Task statement
Locate the lines where "Direction" occurs and copy them as they stand.

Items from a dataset
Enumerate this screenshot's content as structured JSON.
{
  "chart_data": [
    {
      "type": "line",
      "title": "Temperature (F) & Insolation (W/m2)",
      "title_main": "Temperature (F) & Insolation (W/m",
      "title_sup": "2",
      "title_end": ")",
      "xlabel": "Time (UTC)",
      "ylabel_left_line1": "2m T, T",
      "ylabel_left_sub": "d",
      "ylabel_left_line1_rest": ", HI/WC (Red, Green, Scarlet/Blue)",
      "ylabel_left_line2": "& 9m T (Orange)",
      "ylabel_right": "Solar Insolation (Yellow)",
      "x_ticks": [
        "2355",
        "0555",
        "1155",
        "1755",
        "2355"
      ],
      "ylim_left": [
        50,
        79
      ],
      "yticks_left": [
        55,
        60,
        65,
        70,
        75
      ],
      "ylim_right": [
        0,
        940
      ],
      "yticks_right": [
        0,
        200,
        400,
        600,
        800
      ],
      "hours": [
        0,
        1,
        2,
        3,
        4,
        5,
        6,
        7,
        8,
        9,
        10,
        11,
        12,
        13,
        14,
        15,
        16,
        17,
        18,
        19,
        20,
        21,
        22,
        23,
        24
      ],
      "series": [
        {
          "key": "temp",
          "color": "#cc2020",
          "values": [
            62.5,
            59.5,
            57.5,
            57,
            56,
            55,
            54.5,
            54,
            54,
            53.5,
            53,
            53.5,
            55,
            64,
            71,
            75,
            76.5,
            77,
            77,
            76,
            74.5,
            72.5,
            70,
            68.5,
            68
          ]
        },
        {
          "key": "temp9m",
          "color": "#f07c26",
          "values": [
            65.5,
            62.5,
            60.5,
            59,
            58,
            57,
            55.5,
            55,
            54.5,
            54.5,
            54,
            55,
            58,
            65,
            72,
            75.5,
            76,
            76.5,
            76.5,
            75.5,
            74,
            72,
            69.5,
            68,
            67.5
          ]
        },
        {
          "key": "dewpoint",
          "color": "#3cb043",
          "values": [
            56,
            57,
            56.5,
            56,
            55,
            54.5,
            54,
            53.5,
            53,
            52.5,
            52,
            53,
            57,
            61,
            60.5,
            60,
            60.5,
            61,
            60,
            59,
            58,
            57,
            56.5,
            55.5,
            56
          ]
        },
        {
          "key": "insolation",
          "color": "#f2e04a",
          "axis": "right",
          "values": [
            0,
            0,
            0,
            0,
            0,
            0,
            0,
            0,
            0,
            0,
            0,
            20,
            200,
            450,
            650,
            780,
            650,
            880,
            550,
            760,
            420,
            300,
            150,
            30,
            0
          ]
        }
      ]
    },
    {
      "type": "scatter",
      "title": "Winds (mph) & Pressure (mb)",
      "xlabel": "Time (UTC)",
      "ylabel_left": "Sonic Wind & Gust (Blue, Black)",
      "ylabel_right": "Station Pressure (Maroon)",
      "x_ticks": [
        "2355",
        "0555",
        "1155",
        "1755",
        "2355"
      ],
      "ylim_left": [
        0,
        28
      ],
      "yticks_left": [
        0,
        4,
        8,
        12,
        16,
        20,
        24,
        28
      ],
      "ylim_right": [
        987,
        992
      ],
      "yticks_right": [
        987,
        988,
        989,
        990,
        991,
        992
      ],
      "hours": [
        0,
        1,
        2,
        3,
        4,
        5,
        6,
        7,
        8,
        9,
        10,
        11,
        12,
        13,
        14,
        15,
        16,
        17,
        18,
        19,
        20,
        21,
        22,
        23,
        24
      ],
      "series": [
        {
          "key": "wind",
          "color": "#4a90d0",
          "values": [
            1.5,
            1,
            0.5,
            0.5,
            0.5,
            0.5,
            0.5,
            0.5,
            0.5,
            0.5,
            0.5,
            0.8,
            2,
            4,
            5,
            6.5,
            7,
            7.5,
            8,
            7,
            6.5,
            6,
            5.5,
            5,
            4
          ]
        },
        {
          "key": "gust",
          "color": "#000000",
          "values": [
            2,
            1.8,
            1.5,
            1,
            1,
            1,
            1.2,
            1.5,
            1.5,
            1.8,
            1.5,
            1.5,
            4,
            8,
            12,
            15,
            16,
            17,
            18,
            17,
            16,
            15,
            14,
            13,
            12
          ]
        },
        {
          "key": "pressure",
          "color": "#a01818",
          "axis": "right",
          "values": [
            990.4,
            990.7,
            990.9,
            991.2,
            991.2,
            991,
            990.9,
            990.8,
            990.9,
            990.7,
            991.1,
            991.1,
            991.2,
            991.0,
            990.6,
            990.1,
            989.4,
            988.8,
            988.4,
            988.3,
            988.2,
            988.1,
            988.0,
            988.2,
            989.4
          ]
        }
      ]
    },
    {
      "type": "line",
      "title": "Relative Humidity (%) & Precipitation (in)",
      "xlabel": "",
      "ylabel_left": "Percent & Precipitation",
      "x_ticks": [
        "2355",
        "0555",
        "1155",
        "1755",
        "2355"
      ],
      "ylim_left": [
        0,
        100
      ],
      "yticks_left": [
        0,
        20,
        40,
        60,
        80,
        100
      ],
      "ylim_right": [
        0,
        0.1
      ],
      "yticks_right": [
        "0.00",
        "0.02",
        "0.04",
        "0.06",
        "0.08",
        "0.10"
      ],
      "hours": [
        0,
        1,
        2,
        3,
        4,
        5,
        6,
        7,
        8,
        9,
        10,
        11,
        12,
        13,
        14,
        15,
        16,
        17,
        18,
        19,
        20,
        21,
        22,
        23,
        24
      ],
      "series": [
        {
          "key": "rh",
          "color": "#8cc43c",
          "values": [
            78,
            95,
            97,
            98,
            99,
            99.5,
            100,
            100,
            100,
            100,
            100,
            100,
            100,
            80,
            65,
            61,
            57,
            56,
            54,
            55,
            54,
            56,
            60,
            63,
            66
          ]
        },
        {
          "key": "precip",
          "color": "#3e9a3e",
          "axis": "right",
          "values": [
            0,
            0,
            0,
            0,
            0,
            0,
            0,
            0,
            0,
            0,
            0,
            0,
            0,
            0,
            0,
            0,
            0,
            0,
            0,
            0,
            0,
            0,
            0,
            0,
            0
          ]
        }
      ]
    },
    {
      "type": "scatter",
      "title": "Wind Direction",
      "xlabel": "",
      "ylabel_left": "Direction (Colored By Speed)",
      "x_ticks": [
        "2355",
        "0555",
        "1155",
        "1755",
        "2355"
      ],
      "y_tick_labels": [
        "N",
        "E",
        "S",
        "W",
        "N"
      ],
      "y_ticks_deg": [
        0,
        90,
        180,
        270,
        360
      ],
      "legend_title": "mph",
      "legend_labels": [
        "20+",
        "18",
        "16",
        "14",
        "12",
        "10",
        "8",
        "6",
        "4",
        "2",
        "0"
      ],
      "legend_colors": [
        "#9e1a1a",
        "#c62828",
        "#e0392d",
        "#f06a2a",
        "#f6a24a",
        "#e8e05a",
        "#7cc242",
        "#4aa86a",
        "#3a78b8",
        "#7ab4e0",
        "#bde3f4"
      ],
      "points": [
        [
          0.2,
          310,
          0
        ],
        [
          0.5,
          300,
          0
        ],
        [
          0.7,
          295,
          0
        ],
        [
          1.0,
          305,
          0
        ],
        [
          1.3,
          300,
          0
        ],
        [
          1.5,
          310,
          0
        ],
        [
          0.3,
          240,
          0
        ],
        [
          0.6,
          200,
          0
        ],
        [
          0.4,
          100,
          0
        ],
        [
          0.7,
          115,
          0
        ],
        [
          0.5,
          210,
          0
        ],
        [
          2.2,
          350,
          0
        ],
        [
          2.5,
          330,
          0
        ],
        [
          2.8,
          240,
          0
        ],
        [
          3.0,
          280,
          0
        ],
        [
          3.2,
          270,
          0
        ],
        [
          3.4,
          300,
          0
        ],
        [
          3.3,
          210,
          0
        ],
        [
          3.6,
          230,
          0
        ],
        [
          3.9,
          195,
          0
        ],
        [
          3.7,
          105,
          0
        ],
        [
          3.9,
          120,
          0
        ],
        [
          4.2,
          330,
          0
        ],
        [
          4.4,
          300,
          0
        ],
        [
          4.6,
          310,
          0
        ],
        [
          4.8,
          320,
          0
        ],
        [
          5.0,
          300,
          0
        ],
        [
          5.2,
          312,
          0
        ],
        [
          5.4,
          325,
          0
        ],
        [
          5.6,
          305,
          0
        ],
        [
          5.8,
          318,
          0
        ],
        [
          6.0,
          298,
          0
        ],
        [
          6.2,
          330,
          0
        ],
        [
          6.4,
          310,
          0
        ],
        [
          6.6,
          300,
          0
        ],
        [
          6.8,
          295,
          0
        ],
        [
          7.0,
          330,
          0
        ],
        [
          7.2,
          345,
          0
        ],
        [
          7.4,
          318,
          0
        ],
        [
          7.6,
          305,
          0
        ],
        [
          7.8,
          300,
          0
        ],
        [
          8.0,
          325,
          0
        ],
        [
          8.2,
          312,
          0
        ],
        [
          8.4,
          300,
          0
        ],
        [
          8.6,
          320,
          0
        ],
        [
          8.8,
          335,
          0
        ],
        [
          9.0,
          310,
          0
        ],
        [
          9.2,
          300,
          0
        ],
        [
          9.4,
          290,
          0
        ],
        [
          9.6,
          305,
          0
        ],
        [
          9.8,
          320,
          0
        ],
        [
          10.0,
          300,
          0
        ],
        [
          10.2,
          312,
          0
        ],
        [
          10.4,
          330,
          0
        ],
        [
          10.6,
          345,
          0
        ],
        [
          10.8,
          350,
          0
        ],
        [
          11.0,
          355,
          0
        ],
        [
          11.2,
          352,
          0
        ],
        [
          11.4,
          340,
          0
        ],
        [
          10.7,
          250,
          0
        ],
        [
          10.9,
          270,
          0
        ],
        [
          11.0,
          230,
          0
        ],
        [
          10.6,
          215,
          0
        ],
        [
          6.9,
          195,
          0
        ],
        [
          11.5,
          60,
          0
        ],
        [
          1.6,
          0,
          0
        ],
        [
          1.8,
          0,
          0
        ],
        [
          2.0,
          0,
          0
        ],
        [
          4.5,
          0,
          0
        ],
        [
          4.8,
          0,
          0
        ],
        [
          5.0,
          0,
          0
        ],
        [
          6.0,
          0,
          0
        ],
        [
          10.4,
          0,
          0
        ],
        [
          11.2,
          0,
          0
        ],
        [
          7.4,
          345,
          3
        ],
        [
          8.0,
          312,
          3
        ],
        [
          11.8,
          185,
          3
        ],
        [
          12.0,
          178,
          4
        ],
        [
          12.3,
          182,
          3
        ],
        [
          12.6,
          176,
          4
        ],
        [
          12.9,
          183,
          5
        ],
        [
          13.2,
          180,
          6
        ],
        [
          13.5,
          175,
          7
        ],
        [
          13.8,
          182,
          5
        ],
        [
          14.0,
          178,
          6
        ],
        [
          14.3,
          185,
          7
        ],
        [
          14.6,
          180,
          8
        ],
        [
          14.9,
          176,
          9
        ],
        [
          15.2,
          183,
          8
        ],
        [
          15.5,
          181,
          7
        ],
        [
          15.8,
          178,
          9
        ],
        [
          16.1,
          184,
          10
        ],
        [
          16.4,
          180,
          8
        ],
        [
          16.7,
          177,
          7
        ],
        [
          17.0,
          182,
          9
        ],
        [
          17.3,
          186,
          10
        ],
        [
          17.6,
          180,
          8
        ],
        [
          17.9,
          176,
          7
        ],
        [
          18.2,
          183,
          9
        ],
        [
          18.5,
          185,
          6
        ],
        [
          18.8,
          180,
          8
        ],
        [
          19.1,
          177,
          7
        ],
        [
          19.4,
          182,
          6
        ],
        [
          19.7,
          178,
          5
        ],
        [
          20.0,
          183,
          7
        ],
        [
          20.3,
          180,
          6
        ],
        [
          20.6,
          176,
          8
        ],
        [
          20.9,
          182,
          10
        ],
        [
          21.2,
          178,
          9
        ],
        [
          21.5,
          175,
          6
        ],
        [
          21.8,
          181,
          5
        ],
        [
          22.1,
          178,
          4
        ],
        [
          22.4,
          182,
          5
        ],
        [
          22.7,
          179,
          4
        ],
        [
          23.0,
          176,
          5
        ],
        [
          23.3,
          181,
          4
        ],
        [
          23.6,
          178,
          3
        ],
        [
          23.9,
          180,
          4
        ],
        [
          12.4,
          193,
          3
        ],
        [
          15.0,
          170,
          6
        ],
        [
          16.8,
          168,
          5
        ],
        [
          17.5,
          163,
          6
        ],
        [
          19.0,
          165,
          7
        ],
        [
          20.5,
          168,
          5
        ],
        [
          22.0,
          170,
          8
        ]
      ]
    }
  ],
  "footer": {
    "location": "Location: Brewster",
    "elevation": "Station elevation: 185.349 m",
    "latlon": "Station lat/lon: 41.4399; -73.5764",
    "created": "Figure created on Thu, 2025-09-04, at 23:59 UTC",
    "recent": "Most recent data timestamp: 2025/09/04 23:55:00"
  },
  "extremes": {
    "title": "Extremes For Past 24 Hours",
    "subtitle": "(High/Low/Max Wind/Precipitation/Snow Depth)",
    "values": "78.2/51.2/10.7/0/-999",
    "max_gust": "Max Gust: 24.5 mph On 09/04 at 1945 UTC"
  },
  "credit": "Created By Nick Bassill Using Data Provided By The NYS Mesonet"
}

Output below
      "title": "Wind Direction",
      "ylabel_left": "Direction (Colored By Speed)",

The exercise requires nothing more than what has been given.